--- BEGIN EXTRACT TO READ ---

Need Common Voice admin help with a volunteer

Top contributor for the Georgian language, Nemo has too many clips - 34K+. And she keeps adding new ones (in August she had 24K).

This is an issue because most of her clips aren’t used in the STT training. If they are, the STT would be biased toward her type of voice. It’s not hypothetical, I have talked about this with the developer of Enagramm platform. He said that they didn’t use most of her recordings. And I don’t believe there is any situation where so many recordings of one person might be useful (correct me if I am wrong).

Nemo keeps on recording clips, and all this work turns out to be in vain. I tried to find out who she is, to inform her about the issue but didn’t mange to. So I want to ask Common Voice admins, please, contact her and inform about the issue. If she still decides to continue recording clips, that’s her choice, I just want her to make an informed choice.

@Razmik-Badalyan, why not catch her performance with more diverse voices :slight_smile:

1 Like

Do you mean for more volunteers to record 34K+ clips? Call me pessimistic but I don’t think that is doable when I look at the activity level of our community :sweat_smile:

1 Like

At first, I was also thinking like you do, but my models say otherwise, as I explained before.

--- END EXTRACT TO READ ---
--- BEGIN INFORMATION SHOWN ---

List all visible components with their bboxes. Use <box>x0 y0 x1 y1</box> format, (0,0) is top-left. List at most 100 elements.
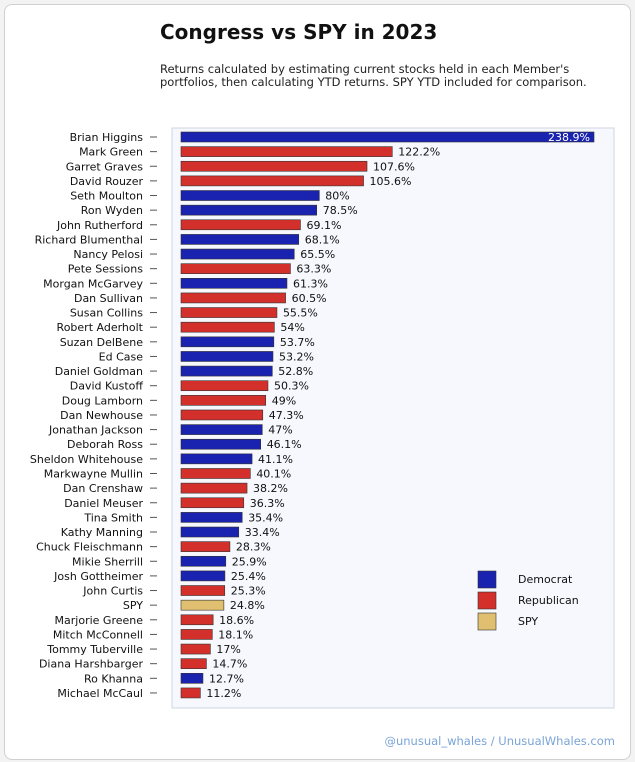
value-label: 47% <box>268 424 292 437</box>
value-label: 41.1% <box>258 453 293 466</box>
y-label: Sheldon Whitehouse <box>30 453 143 466</box>
bar-5 <box>180 204 318 216</box>
value-label: 18.6% <box>219 614 254 627</box>
bar-30 <box>180 570 226 582</box>
bar-8 <box>180 248 295 260</box>
y-label: Dan Newhouse <box>60 409 143 422</box>
bar-35 <box>180 643 211 655</box>
y-label: Mitch McConnell <box>53 628 143 641</box>
y-label: Susan Collins <box>70 307 143 320</box>
value-label: 63.3% <box>296 263 331 276</box>
bar-28 <box>180 541 231 552</box>
value-label: 17% <box>216 643 240 656</box>
y-label: Mark Green <box>79 146 143 159</box>
legend-label: Democrat <box>518 573 573 586</box>
y-label: John Curtis <box>82 585 143 598</box>
y-label: SPY <box>123 599 143 612</box>
bar-4 <box>180 190 320 201</box>
y-label: Jonathan Jackson <box>48 424 143 437</box>
value-label: 238.9% <box>548 131 590 144</box>
bar-3 <box>180 175 364 187</box>
bar-12 <box>180 307 278 318</box>
value-label: 33.4% <box>245 526 280 539</box>
value-label: 38.2% <box>253 482 288 495</box>
y-label: David Kustoff <box>70 380 144 393</box>
bar-14 <box>180 336 275 348</box>
value-label: 35.4% <box>248 511 283 524</box>
bar-32 <box>180 599 225 611</box>
y-label: Morgan McGarvey <box>43 277 143 290</box>
value-label: 49% <box>272 394 296 407</box>
bar-26 <box>180 512 243 523</box>
y-label: Garret Graves <box>66 160 144 173</box>
y-label: Kathy Manning <box>61 526 143 539</box>
y-label: Josh Gottheimer <box>53 570 143 583</box>
bar-29 <box>180 555 227 567</box>
y-label: Ed Case <box>99 350 144 363</box>
y-label: Dan Sullivan <box>74 292 143 305</box>
bar-6 <box>180 219 301 231</box>
value-label: 61.3% <box>293 277 328 290</box>
bar-31 <box>180 585 226 596</box>
value-label: 11.2% <box>206 687 241 700</box>
value-label: 14.7% <box>212 658 247 671</box>
bar-25 <box>180 497 245 509</box>
value-label: 25.4% <box>231 570 266 583</box>
value-label: 107.6% <box>373 160 415 173</box>
y-label: Daniel Meuser <box>64 497 143 510</box>
y-label: Diana Harshbarger <box>39 658 144 671</box>
y-label: John Rutherford <box>56 219 143 232</box>
legend-swatch <box>477 591 497 610</box>
bar-21 <box>180 438 261 450</box>
value-label: 69.1% <box>306 219 341 232</box>
bar-17 <box>180 380 269 392</box>
y-label: Richard Blumenthal <box>35 233 143 246</box>
y-label: Doug Lamborn <box>62 394 143 407</box>
bar-7 <box>180 234 300 245</box>
value-label: 78.5% <box>323 204 358 217</box>
y-label: Nancy Pelosi <box>73 248 143 261</box>
bar-0 <box>180 131 595 143</box>
value-label: 47.3% <box>269 409 304 422</box>
bar-37 <box>180 673 204 684</box>
chart-title: Congress vs SPY in 2023 <box>160 20 438 44</box>
y-label: Mikie Sherrill <box>72 555 143 568</box>
value-label: 68.1% <box>305 233 340 246</box>
bar-36 <box>180 658 207 669</box>
y-label: Dan Crenshaw <box>63 482 143 495</box>
value-label: 53.2% <box>279 350 314 363</box>
value-label: 24.8% <box>230 599 265 612</box>
bar-15 <box>180 351 274 362</box>
legend-swatch <box>477 612 497 631</box>
y-label: Marjorie Greene <box>55 614 144 627</box>
value-label: 54% <box>280 321 304 334</box>
value-labels: 238.9% 122.2%107.6% 105.6% 80%78.5% 69.1%68.… <box>206 131 590 700</box>
y-label: Chuck Fleischmann <box>36 541 143 554</box>
y-label: Daniel Goldman <box>55 365 143 378</box>
bar-20 <box>180 424 263 435</box>
bar-33 <box>180 614 214 626</box>
bar-18 <box>180 395 267 406</box>
value-label: 46.1% <box>267 438 302 451</box>
bar-19 <box>180 409 264 421</box>
bar-9 <box>180 263 291 274</box>
value-label: 122.2% <box>398 146 440 159</box>
bar-1 <box>180 146 393 157</box>
legend: Democrat Republican SPY <box>477 570 579 631</box>
y-label: Markwayne Mullin <box>44 467 143 480</box>
y-label: Ro Khanna <box>84 672 143 685</box>
legend-label: SPY <box>518 615 538 628</box>
bar-11 <box>180 292 286 304</box>
value-label: 52.8% <box>278 365 313 378</box>
y-label: Tommy Tuberville <box>46 643 143 656</box>
bars-group <box>180 131 595 699</box>
bar-24 <box>180 482 248 494</box>
legend-label: Republican <box>518 594 579 607</box>
bar-34 <box>180 629 213 640</box>
value-label: 80% <box>325 190 349 203</box>
footer-credit: @unusual_whales / UnusualWhales.com <box>384 734 615 748</box>
bar-13 <box>180 321 275 333</box>
value-label: 12.7% <box>209 672 244 685</box>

--- END INFORMATION SHOWN ---

▶ _EXERCISE REQUIREMENTS_: Please answer from the Common Voice thread: how many clips did Nemo have in August?

▶ _CORRECT RESPONSE_: 24K